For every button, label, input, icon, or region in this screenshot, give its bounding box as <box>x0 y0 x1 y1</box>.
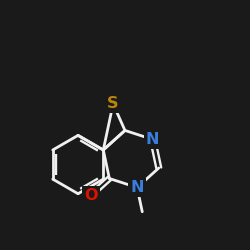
Text: N: N <box>130 180 144 195</box>
Text: N: N <box>146 132 160 147</box>
Text: O: O <box>84 188 98 202</box>
Text: S: S <box>107 96 119 111</box>
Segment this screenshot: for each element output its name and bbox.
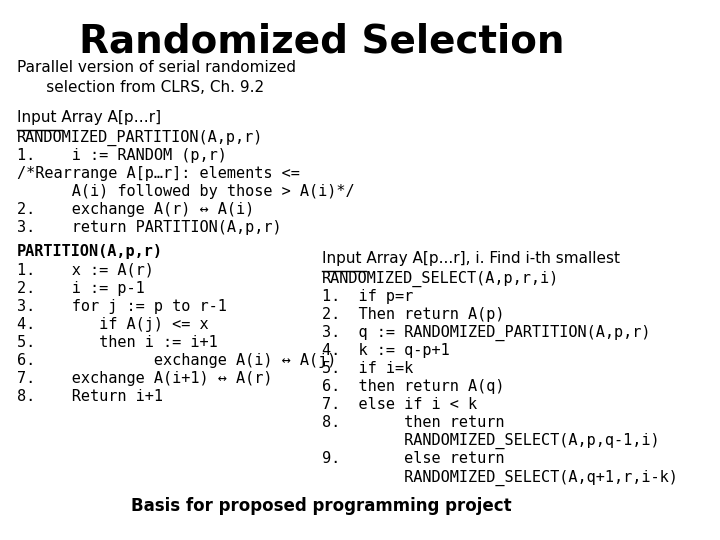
Text: 3.    return PARTITION(A,p,r): 3. return PARTITION(A,p,r) bbox=[17, 220, 282, 235]
Text: 1.  if p=r: 1. if p=r bbox=[322, 288, 413, 303]
Text: Parallel version of serial randomized: Parallel version of serial randomized bbox=[17, 60, 296, 75]
Text: 2.  Then return A(p): 2. Then return A(p) bbox=[322, 307, 504, 322]
Text: 2.    i := p-1: 2. i := p-1 bbox=[17, 281, 145, 295]
Text: 8.    Return i+1: 8. Return i+1 bbox=[17, 389, 163, 404]
Text: /*Rearrange A[p…r]: elements <=: /*Rearrange A[p…r]: elements <= bbox=[17, 166, 300, 181]
Text: RANDOMIZED_SELECT(A,p,q-1,i): RANDOMIZED_SELECT(A,p,q-1,i) bbox=[322, 433, 660, 449]
Text: 3.    for j := p to r-1: 3. for j := p to r-1 bbox=[17, 299, 227, 314]
Text: 4.       if A(j) <= x: 4. if A(j) <= x bbox=[17, 317, 209, 332]
Text: 7.    exchange A(i+1) ↔ A(r): 7. exchange A(i+1) ↔ A(r) bbox=[17, 371, 272, 386]
Text: 6.  then return A(q): 6. then return A(q) bbox=[322, 379, 504, 394]
Text: Randomized Selection: Randomized Selection bbox=[78, 23, 564, 61]
Text: Input Array A[p…r]: Input Array A[p…r] bbox=[17, 111, 161, 125]
Text: 7.  else if i < k: 7. else if i < k bbox=[322, 397, 477, 412]
Text: 4.  k := q-p+1: 4. k := q-p+1 bbox=[322, 343, 449, 358]
Text: 6.             exchange A(i) ↔ A(j): 6. exchange A(i) ↔ A(j) bbox=[17, 353, 336, 368]
Text: 5.       then i := i+1: 5. then i := i+1 bbox=[17, 335, 217, 350]
Text: 9.       else return: 9. else return bbox=[322, 451, 504, 467]
Text: RANDOMIZED_SELECT(A,q+1,r,i-k): RANDOMIZED_SELECT(A,q+1,r,i-k) bbox=[322, 469, 678, 485]
Text: 1.    x := A(r): 1. x := A(r) bbox=[17, 262, 154, 278]
Text: 3.  q := RANDOMIZED_PARTITION(A,p,r): 3. q := RANDOMIZED_PARTITION(A,p,r) bbox=[322, 325, 650, 341]
Text: 8.       then return: 8. then return bbox=[322, 415, 504, 430]
Text: PARTITION(A,p,r): PARTITION(A,p,r) bbox=[17, 245, 163, 260]
Text: RANDOMIZED_PARTITION(A,p,r): RANDOMIZED_PARTITION(A,p,r) bbox=[17, 130, 264, 146]
Text: selection from CLRS, Ch. 9.2: selection from CLRS, Ch. 9.2 bbox=[17, 80, 264, 95]
Text: 1.    i := RANDOM (p,r): 1. i := RANDOM (p,r) bbox=[17, 148, 227, 163]
Text: 2.    exchange A(r) ↔ A(i): 2. exchange A(r) ↔ A(i) bbox=[17, 202, 254, 217]
Text: A(i) followed by those > A(i)*/: A(i) followed by those > A(i)*/ bbox=[17, 184, 354, 199]
Text: Basis for proposed programming project: Basis for proposed programming project bbox=[131, 497, 512, 515]
Text: RANDOMIZED_SELECT(A,p,r,i): RANDOMIZED_SELECT(A,p,r,i) bbox=[322, 271, 559, 287]
Text: Input Array A[p...r], i. Find i-th smallest: Input Array A[p...r], i. Find i-th small… bbox=[322, 252, 620, 266]
Text: 5.  if i=k: 5. if i=k bbox=[322, 361, 413, 376]
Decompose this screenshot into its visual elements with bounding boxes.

----------

* SET EXERCISE: Output as a JSON list of strings, one per line and skipping blank lines, the stretch of the listing from its start through the line containing "Segment this screenshot: for". Leave the pictures out.

* SOLUTION:
[
  "For every button, label, input, icon, or region in this screenshot, give its bounding box as <box>x0 y0 x1 y1</box>.",
  "Text: N: N <box>130 180 144 195</box>",
  "Text: N: N <box>146 132 160 147</box>",
  "Text: O: O <box>84 188 98 202</box>",
  "Text: S: S <box>107 96 119 111</box>",
  "Segment this screenshot: for each element output its name and bbox."
]